● REQUIRED TASK:
Report how many lines contain "icon". The answer is a single number.
-- START DATA --
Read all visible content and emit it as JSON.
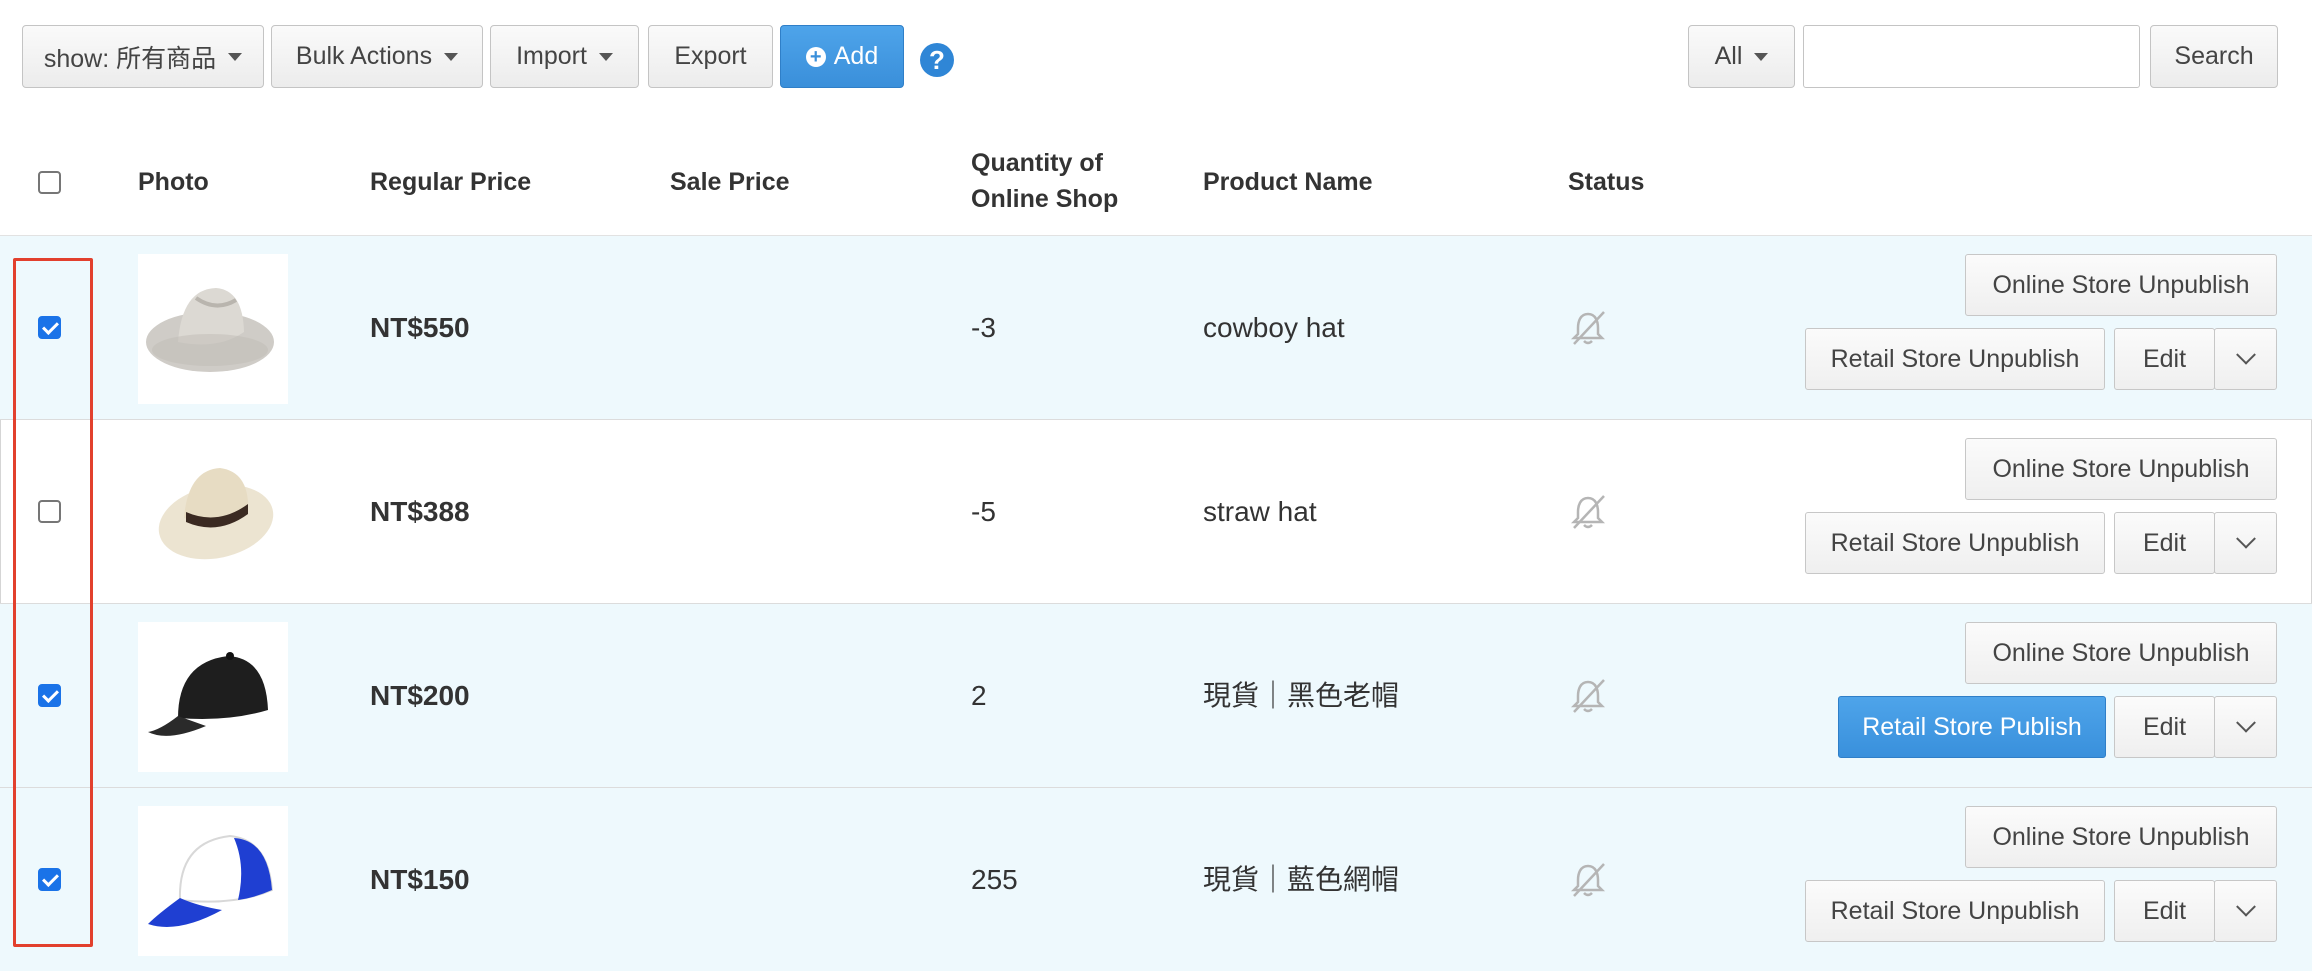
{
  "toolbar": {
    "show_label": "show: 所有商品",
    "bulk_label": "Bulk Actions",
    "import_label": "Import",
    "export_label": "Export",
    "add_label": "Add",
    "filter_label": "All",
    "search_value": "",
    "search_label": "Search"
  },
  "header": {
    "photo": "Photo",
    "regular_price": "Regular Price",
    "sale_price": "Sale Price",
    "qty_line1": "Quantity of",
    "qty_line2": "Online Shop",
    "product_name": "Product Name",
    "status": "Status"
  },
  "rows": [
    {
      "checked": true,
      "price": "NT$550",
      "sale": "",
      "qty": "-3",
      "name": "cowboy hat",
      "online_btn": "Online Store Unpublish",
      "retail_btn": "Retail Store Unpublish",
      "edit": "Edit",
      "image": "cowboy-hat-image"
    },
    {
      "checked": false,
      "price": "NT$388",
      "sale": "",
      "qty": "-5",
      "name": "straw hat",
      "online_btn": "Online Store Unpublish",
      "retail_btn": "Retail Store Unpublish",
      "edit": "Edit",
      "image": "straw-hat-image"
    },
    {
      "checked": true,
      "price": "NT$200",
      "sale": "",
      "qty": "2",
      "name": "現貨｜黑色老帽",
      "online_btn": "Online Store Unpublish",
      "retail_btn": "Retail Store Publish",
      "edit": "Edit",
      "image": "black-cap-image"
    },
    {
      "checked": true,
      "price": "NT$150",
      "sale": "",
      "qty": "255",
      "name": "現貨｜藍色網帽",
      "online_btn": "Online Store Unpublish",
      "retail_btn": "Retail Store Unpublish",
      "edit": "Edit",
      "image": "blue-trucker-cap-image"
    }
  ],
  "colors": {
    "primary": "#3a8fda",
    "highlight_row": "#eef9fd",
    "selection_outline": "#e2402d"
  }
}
-- END DATA --
-- START DATA --
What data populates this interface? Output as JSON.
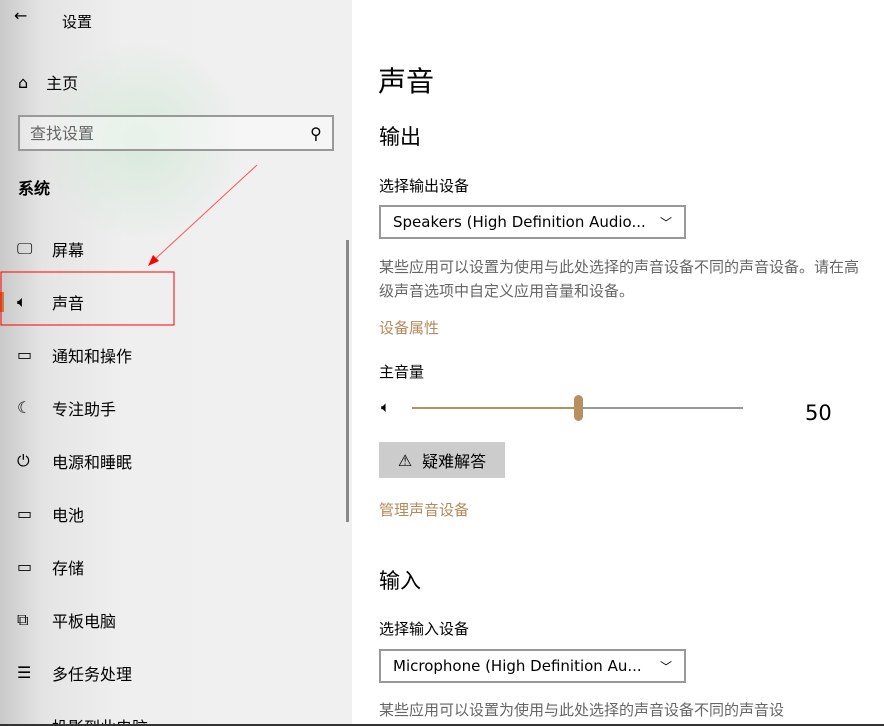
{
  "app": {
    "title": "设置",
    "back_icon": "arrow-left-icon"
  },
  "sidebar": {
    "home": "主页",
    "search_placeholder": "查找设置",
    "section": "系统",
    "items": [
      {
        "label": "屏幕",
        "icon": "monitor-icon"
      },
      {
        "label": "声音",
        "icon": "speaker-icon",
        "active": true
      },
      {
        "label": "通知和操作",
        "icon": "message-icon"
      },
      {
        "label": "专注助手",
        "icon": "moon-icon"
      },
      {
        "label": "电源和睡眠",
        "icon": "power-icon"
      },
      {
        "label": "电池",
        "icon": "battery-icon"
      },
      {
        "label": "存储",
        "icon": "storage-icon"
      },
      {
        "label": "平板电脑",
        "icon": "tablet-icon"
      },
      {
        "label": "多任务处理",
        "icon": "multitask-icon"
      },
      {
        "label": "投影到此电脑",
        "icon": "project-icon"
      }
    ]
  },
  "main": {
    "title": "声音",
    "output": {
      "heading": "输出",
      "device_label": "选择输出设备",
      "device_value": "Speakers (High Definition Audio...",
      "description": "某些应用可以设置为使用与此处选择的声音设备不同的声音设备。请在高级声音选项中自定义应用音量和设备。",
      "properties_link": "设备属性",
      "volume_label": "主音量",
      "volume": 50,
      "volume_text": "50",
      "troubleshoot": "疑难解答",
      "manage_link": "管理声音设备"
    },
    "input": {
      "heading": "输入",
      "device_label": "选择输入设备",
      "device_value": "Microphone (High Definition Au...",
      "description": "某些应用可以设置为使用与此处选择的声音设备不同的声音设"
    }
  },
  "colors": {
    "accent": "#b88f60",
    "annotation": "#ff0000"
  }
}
-- END DATA --
● FULL RESPONSE:
11